* Start The input *

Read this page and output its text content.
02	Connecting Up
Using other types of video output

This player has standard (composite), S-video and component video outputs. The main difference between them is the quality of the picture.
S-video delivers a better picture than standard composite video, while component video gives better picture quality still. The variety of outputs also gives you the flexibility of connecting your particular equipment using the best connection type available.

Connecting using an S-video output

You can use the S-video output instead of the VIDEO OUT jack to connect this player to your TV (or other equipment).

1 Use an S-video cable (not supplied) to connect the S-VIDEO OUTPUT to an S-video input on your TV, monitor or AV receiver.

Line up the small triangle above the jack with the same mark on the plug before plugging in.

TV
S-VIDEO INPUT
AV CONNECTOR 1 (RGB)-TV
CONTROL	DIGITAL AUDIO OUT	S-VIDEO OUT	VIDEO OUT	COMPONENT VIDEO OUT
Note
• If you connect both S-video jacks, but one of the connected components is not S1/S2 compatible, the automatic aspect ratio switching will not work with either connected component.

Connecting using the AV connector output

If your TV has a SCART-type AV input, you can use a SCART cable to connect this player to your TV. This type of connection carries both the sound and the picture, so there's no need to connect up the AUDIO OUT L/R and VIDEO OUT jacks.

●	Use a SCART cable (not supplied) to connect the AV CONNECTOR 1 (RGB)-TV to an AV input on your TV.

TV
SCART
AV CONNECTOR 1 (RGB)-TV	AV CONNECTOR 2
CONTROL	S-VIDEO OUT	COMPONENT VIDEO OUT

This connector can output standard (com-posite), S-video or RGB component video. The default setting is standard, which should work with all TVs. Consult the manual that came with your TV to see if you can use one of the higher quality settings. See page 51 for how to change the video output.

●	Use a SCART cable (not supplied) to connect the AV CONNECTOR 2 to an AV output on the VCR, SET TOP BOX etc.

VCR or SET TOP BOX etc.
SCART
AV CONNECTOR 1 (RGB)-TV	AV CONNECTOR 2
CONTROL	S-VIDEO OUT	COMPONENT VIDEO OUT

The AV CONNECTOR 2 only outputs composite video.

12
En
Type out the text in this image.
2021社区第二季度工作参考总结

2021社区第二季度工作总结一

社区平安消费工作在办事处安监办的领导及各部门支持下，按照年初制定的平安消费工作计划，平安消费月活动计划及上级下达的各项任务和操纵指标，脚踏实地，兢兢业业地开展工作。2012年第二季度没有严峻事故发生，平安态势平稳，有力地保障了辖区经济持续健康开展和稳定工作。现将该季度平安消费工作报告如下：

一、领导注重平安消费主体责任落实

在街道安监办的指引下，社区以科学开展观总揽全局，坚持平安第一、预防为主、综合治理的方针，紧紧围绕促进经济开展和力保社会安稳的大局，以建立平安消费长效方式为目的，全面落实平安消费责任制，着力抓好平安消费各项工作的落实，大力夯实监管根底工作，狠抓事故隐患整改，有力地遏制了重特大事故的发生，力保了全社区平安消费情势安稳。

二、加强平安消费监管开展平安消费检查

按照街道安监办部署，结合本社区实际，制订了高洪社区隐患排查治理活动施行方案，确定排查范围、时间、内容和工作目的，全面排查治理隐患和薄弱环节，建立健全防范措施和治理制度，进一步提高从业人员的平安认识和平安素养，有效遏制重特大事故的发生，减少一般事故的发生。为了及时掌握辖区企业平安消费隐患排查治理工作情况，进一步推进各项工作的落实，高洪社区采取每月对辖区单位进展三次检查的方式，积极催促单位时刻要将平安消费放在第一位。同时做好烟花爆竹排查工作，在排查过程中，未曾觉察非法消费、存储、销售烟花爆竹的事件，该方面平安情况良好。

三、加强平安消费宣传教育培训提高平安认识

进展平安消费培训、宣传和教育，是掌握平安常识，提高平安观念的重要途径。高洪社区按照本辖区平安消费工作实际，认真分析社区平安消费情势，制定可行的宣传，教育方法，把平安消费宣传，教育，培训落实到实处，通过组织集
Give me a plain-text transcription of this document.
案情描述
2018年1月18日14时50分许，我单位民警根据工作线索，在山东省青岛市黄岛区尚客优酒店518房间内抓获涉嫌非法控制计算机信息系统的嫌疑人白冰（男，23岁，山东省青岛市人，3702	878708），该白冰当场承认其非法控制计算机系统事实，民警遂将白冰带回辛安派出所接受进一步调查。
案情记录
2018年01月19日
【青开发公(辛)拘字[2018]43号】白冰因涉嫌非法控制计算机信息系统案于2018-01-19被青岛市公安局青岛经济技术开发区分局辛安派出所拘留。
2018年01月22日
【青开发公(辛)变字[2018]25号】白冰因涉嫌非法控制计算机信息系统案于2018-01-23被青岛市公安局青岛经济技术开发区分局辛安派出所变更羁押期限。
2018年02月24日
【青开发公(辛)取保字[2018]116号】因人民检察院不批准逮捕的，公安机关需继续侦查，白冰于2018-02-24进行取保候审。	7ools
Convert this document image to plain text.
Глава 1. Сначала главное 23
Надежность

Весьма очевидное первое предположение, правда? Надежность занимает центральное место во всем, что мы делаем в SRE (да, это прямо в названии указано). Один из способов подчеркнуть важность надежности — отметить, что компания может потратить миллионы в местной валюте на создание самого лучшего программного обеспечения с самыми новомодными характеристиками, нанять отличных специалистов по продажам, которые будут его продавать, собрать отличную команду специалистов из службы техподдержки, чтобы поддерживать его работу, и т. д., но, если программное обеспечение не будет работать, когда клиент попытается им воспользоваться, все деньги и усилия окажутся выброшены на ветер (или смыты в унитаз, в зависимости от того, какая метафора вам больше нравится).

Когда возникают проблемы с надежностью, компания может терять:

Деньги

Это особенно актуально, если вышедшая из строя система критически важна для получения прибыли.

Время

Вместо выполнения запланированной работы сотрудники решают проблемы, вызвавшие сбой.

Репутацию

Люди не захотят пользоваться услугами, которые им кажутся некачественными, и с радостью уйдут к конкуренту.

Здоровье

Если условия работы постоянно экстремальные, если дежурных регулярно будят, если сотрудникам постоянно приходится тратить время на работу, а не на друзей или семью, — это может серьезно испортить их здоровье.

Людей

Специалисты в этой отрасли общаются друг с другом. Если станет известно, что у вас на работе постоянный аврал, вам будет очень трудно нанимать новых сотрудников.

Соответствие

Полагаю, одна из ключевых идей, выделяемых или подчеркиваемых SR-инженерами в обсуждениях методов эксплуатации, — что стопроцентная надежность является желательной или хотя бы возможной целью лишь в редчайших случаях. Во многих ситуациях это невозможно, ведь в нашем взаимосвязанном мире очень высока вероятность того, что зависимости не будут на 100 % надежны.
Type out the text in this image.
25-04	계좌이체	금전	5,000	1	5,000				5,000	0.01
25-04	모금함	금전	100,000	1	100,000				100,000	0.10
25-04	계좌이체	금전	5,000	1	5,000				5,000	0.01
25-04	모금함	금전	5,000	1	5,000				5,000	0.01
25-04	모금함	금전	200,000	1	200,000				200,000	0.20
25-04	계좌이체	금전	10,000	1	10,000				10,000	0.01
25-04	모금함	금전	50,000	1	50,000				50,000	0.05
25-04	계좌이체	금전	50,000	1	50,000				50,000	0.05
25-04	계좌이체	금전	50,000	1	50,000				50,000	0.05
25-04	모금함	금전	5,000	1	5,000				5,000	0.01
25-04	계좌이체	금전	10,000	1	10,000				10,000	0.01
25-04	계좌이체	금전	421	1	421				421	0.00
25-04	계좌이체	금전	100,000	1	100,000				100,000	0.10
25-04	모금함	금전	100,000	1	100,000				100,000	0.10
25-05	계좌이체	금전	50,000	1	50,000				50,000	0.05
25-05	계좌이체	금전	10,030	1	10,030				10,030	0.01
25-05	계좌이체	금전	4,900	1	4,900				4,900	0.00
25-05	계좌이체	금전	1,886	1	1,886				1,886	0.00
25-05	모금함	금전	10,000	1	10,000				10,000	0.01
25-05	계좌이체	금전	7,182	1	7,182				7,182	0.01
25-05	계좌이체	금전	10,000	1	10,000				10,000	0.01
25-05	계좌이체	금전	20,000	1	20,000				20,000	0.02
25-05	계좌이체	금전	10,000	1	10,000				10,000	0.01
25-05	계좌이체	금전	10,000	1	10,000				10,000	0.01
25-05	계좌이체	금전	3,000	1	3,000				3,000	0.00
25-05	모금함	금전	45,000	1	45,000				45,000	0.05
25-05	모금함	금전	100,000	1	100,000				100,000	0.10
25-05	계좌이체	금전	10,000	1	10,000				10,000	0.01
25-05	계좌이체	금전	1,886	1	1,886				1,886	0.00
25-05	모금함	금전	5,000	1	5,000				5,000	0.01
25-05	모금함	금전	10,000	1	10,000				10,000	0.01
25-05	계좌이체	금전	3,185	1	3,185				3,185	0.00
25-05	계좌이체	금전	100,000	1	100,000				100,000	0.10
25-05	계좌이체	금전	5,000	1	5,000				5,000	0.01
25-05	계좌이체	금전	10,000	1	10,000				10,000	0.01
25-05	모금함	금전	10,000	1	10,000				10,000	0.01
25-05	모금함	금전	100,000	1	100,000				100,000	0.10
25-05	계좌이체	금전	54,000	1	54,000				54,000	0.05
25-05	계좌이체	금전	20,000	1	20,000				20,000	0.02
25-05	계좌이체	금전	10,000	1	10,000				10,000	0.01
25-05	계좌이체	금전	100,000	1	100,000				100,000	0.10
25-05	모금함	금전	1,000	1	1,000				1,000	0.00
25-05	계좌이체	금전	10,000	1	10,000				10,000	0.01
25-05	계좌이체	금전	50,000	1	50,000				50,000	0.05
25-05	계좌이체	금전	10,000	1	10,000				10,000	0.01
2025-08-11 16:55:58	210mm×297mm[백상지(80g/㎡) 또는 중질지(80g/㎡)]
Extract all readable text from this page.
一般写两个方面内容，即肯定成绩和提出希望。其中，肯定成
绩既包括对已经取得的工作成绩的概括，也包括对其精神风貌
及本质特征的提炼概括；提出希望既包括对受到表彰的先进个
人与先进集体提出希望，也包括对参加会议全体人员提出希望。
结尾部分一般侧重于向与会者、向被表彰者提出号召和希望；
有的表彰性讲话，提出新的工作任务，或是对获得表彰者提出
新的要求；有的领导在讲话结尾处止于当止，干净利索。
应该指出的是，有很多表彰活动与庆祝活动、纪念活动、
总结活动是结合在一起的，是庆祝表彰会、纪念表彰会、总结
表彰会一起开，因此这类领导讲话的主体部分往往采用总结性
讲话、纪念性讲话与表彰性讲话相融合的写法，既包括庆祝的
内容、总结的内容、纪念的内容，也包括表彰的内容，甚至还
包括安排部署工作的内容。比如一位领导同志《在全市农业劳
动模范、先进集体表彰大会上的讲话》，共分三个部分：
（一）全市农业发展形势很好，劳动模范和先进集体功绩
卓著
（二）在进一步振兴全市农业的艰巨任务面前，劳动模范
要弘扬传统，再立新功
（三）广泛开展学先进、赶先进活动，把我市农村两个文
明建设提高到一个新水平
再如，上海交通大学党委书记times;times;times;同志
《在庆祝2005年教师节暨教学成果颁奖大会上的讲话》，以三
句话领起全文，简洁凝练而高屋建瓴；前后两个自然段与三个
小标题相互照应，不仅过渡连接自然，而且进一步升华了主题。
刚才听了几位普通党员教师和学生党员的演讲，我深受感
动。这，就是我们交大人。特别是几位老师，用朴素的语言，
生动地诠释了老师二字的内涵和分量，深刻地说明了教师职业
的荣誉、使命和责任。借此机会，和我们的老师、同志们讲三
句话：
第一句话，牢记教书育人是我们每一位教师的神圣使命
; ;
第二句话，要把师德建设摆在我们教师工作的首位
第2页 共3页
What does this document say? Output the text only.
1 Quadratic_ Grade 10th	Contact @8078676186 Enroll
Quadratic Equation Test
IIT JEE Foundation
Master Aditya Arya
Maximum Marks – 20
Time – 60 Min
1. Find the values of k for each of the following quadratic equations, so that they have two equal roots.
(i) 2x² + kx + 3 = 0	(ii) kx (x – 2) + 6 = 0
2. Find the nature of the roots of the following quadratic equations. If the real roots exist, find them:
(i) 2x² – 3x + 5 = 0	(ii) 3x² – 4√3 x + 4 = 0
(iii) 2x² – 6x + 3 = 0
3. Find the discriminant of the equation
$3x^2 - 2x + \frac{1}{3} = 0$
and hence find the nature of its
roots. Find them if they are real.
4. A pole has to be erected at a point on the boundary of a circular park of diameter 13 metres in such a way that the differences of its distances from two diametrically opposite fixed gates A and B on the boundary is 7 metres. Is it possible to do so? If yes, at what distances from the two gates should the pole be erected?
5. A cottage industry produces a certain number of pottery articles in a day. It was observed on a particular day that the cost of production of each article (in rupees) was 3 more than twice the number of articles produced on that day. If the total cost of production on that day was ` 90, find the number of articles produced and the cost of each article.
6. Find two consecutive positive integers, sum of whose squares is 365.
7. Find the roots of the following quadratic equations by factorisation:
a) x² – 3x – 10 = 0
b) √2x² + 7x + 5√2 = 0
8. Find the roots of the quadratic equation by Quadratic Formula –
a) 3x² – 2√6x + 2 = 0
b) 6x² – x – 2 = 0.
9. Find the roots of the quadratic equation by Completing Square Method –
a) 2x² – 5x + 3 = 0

* End The input *

__What you are asked to do__
Go through the material above and copy each line that has the word "работы".

__Reply to the exercise__
Вместо выполнения запланированной работы сотрудники решают проблемы, вызвавшие сбой.
Если условия работы постоянно экстремальные, если дежурных регулярно будят, если сотрудникам постоянно приходится тратить время на работу, а не на друзей или семью, — это может серьезно испортить их здоровье.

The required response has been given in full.